PROBLEM REQUIREMENTS: Extract, from the records beneath this instruction, each line that contains the word "country".

THE INPUT:

++++++

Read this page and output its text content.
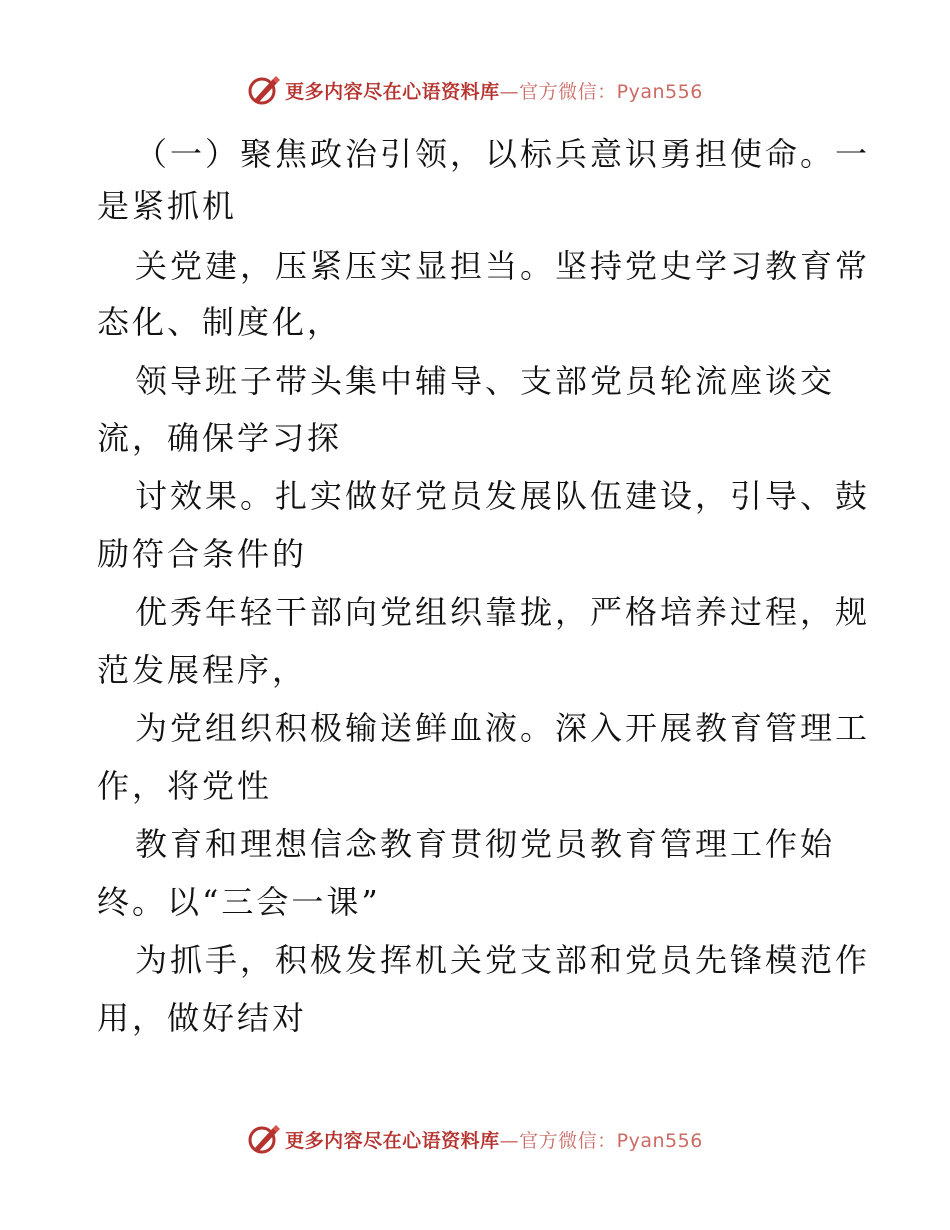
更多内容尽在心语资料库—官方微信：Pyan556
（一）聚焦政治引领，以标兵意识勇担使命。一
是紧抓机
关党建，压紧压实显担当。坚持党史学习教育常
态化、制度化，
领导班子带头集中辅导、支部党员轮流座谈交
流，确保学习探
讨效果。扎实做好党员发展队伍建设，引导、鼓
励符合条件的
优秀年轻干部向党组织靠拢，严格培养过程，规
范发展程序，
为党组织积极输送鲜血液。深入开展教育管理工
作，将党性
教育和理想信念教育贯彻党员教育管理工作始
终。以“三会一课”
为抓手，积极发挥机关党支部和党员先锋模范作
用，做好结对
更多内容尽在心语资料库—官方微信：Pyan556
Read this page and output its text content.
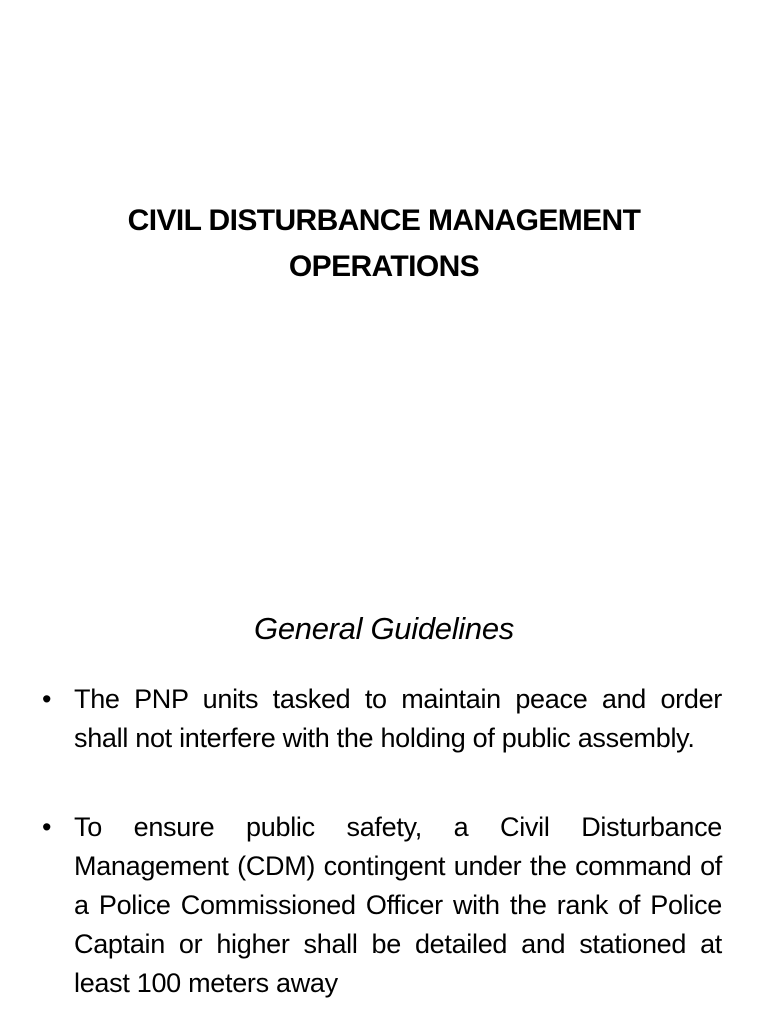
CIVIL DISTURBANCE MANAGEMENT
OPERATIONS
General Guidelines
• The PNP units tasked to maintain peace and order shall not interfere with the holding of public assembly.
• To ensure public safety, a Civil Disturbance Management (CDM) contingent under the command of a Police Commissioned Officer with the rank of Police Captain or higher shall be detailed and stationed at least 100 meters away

++++++

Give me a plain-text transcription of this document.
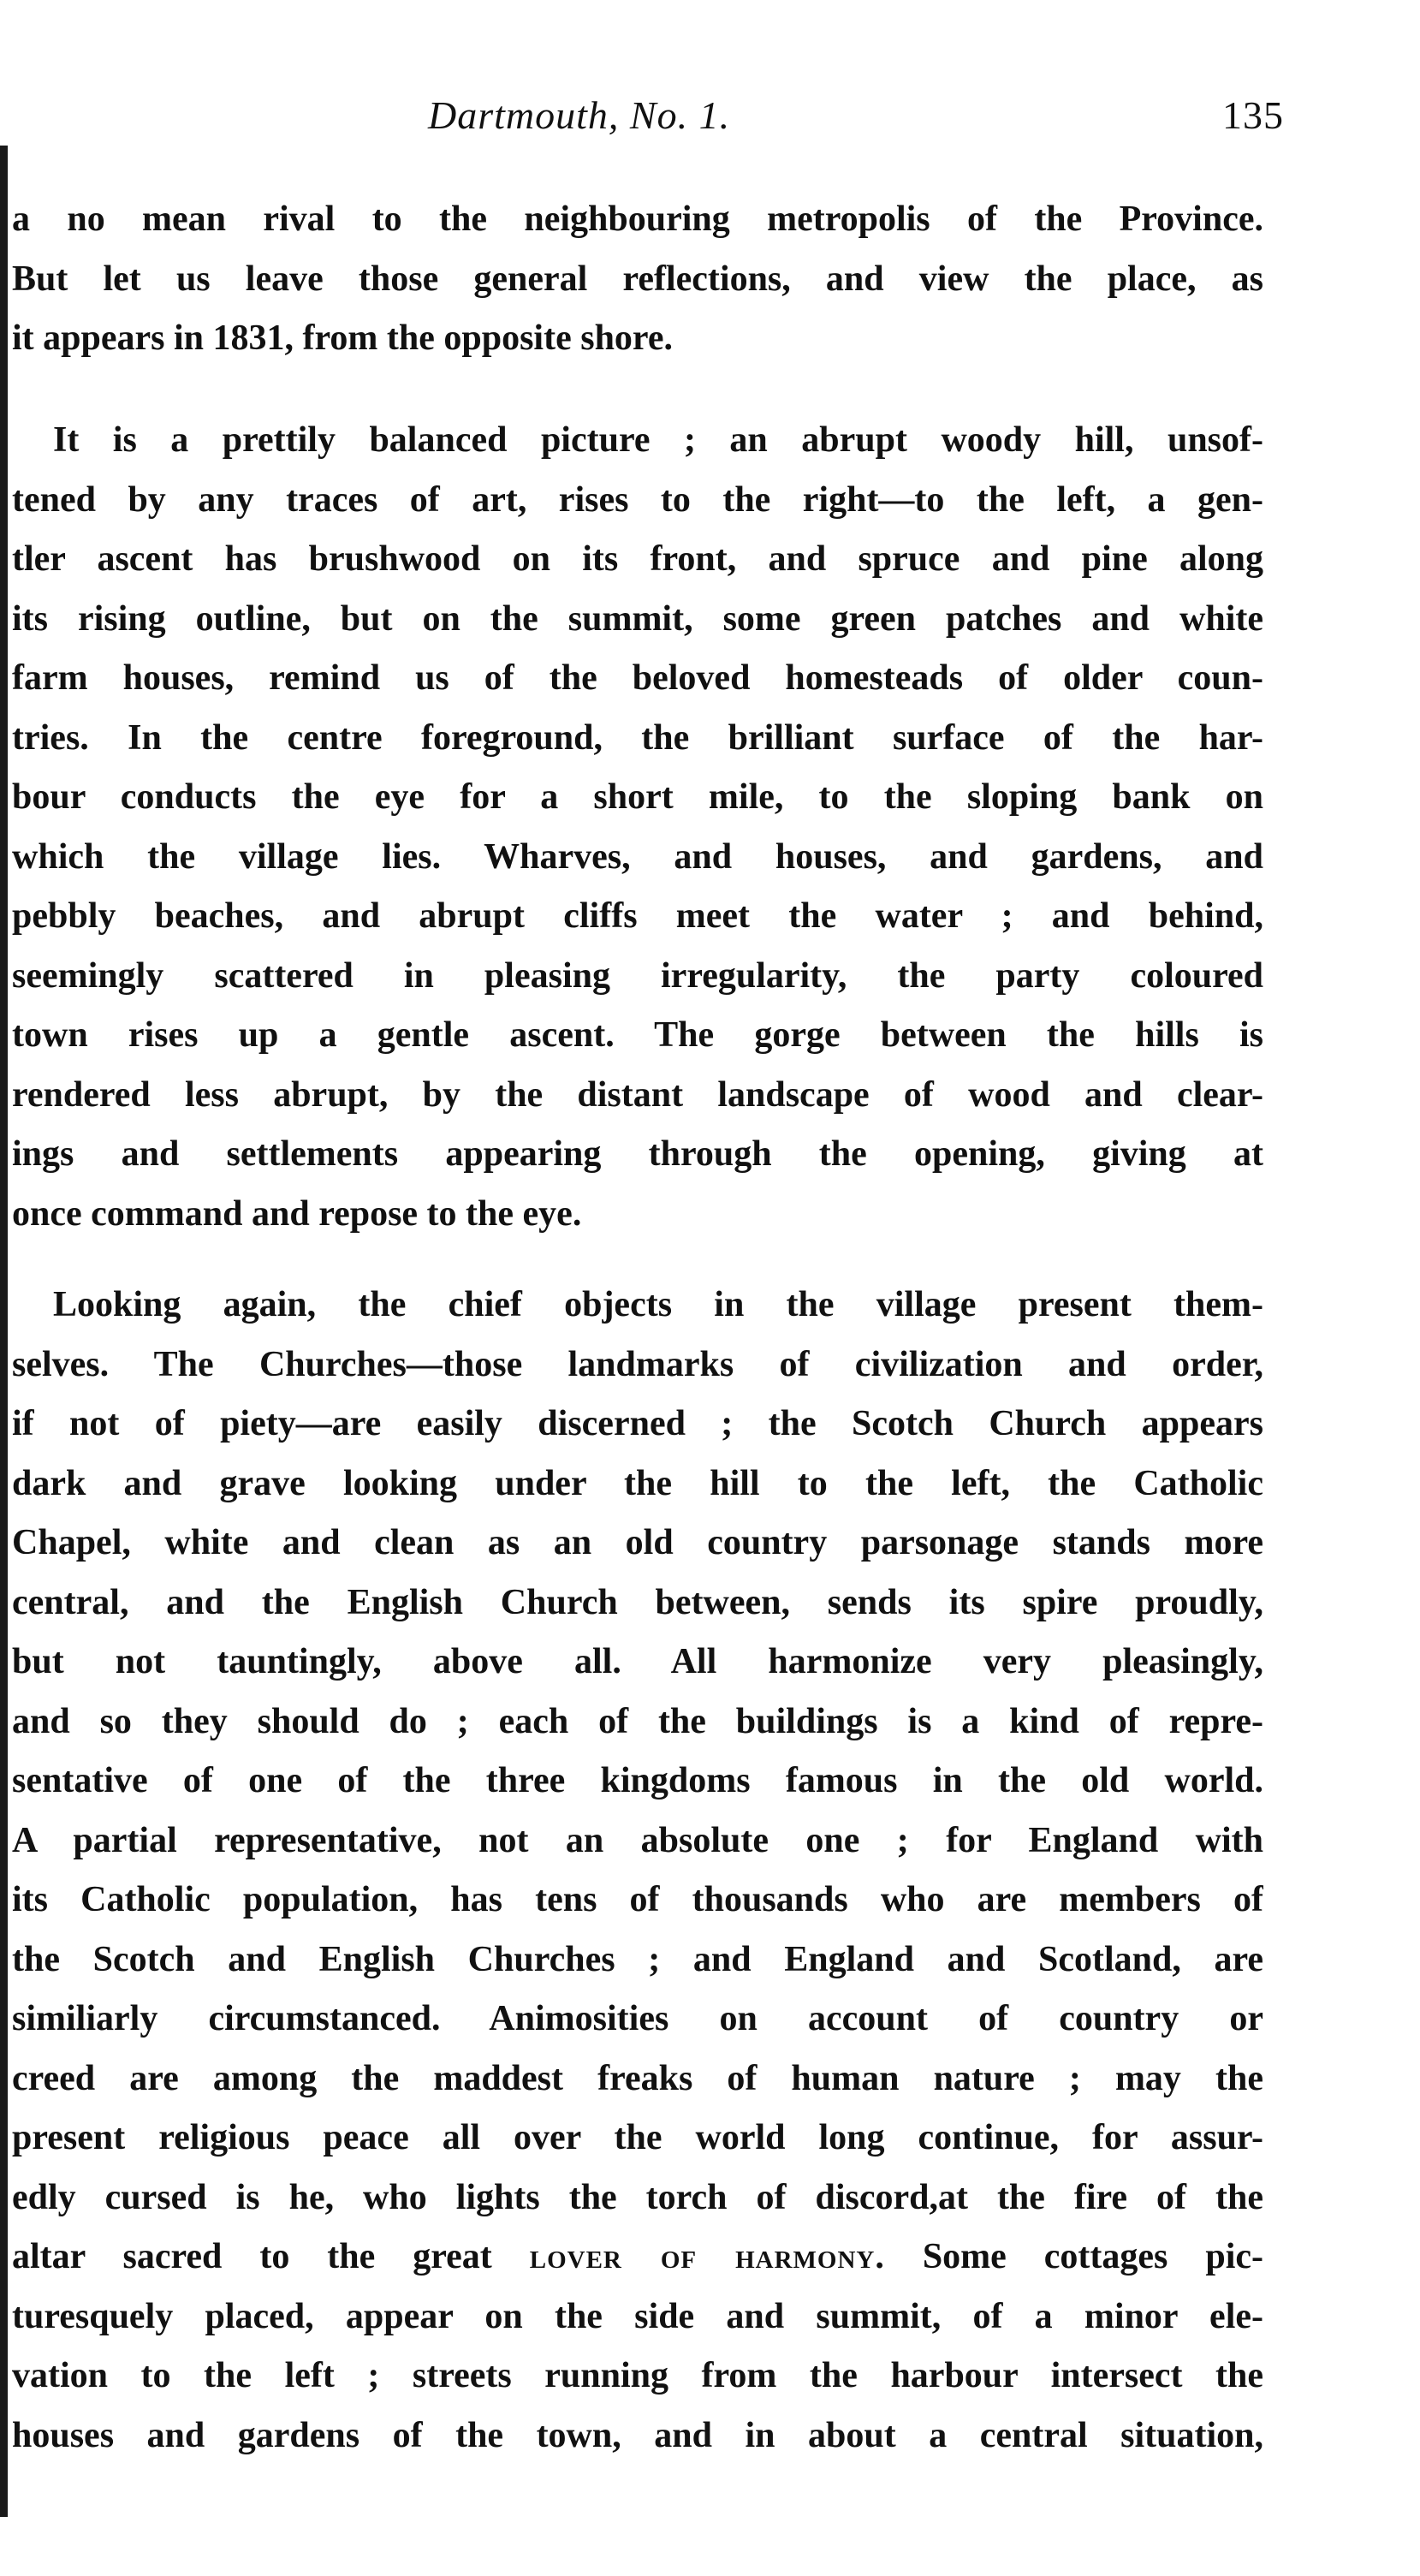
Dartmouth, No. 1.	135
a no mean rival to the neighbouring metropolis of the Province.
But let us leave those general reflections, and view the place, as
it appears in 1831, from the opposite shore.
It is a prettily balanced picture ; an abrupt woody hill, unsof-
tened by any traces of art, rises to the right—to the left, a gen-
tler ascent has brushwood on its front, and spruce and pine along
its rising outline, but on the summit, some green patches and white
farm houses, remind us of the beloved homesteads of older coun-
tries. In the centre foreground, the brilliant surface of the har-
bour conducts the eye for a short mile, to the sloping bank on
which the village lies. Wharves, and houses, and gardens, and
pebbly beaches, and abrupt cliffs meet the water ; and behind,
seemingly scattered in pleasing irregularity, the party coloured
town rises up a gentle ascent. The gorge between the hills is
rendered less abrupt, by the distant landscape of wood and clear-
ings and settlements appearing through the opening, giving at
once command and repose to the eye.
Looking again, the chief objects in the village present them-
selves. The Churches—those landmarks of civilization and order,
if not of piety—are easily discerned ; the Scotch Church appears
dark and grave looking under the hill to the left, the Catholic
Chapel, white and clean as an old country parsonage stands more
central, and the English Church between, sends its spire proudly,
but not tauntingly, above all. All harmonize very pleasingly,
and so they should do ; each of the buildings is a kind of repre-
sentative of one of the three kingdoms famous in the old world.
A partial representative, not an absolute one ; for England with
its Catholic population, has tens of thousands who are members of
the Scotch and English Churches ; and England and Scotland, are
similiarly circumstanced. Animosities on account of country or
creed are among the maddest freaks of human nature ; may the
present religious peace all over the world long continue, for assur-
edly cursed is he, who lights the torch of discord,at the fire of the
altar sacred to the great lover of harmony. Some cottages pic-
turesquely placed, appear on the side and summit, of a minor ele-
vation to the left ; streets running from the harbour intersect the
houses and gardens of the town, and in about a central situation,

++++++

EXPECTED ANSWER:
Chapel, white and clean as an old country parsonage stands more
similiarly circumstanced. Animosities on account of country or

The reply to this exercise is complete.